● **Problem description**: Can you retype the lines below verbatim, starting with the very first one and ending with the line that contains "dialog-title: 打开: [141, 64, 167, 83]", both included, and nothing past that?

● **Information supplied**:
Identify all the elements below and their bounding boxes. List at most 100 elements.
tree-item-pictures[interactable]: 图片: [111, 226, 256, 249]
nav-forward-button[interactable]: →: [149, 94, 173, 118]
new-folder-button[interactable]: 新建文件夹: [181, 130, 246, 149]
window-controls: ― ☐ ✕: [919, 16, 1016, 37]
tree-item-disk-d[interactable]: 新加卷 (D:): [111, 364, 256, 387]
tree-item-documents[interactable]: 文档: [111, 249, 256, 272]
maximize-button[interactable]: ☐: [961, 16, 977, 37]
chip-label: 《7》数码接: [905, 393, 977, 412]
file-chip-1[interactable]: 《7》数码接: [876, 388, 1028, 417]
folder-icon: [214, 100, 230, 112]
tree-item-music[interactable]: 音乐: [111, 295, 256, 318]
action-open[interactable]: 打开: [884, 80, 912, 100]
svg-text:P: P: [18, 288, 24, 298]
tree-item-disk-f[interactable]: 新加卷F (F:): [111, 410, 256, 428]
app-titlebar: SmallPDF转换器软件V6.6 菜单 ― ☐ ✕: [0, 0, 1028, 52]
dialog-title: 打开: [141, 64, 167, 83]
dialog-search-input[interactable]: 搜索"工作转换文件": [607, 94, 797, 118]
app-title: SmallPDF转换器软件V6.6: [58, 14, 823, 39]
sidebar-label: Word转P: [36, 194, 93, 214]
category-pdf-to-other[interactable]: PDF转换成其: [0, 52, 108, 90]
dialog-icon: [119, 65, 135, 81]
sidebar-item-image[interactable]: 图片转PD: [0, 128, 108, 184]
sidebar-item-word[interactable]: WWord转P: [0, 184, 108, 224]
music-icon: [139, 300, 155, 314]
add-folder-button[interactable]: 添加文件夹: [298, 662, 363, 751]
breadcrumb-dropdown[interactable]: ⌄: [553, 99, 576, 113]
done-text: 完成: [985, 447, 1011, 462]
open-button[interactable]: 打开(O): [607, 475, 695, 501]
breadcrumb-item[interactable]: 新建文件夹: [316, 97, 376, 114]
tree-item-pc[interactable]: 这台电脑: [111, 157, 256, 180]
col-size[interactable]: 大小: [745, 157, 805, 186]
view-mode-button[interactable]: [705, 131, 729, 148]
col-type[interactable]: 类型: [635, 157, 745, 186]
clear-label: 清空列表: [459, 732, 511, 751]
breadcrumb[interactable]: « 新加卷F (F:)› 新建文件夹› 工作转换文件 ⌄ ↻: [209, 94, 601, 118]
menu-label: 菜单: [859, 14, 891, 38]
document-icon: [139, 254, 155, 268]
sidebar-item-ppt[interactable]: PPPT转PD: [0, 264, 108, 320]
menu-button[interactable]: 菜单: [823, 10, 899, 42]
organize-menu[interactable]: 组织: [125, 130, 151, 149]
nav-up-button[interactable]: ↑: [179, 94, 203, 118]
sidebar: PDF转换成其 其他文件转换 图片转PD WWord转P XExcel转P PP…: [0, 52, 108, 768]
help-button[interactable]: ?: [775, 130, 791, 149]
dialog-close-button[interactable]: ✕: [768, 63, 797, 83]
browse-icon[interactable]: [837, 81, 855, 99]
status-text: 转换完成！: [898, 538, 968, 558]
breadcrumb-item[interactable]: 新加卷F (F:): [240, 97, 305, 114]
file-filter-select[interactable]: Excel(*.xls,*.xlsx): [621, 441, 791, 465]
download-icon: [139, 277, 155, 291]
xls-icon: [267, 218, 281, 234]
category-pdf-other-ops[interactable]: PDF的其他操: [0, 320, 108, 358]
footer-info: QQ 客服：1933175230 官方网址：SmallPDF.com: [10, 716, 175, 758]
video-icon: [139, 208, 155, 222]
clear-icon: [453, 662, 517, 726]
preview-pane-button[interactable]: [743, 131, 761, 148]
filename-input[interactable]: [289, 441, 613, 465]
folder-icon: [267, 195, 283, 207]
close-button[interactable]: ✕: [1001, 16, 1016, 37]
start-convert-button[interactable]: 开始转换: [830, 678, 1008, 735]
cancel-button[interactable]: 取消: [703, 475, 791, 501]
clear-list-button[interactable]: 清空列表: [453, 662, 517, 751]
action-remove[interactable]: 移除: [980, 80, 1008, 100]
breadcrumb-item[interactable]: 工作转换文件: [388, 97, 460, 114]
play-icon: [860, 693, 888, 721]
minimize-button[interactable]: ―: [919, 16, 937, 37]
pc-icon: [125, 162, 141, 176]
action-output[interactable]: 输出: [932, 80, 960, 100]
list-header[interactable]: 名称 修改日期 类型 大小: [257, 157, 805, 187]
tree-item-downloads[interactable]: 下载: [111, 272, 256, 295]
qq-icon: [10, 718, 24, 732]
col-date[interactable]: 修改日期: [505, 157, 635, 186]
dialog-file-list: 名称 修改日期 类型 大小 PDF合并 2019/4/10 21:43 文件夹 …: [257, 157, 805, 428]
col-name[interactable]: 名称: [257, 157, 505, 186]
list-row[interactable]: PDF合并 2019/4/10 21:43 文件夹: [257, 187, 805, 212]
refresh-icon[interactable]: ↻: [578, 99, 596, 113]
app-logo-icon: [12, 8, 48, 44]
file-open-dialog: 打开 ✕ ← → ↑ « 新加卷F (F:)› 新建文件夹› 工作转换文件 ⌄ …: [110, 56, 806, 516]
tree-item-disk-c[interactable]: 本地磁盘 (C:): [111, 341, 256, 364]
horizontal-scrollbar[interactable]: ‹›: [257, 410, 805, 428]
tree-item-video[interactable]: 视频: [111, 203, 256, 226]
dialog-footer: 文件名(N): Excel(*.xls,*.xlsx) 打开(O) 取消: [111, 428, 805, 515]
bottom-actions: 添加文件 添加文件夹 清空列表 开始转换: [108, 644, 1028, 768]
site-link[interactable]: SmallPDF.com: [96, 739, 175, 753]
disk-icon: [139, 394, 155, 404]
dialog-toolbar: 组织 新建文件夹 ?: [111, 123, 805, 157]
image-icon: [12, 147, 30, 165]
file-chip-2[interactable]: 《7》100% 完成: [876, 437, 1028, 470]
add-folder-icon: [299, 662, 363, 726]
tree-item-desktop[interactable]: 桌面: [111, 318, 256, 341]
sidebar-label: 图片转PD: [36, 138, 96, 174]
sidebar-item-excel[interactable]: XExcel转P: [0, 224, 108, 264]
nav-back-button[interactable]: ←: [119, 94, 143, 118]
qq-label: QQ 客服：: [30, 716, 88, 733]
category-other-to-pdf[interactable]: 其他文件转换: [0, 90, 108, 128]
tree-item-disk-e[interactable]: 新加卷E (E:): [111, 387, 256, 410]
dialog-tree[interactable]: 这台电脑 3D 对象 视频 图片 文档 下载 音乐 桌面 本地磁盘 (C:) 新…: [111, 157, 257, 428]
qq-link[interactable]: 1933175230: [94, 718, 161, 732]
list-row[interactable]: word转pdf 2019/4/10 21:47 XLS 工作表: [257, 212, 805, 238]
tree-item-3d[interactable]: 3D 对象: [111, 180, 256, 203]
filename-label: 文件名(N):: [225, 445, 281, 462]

● **Answer in full**:
Identify all the elements below and their bounding boxes. List at most 100 elements.
tree-item-pictures[interactable]: 图片: [111, 226, 256, 249]
nav-forward-button[interactable]: →: [149, 94, 173, 118]
new-folder-button[interactable]: 新建文件夹: [181, 130, 246, 149]
window-controls: ― ☐ ✕: [919, 16, 1016, 37]
tree-item-disk-d[interactable]: 新加卷 (D:): [111, 364, 256, 387]
tree-item-documents[interactable]: 文档: [111, 249, 256, 272]
maximize-button[interactable]: ☐: [961, 16, 977, 37]
chip-label: 《7》数码接: [905, 393, 977, 412]
file-chip-1[interactable]: 《7》数码接: [876, 388, 1028, 417]
folder-icon: [214, 100, 230, 112]
tree-item-music[interactable]: 音乐: [111, 295, 256, 318]
action-open[interactable]: 打开: [884, 80, 912, 100]
svg-text:P: P: [18, 288, 24, 298]
tree-item-disk-f[interactable]: 新加卷F (F:): [111, 410, 256, 428]
app-titlebar: SmallPDF转换器软件V6.6 菜单 ― ☐ ✕: [0, 0, 1028, 52]
dialog-title: 打开: [141, 64, 167, 83]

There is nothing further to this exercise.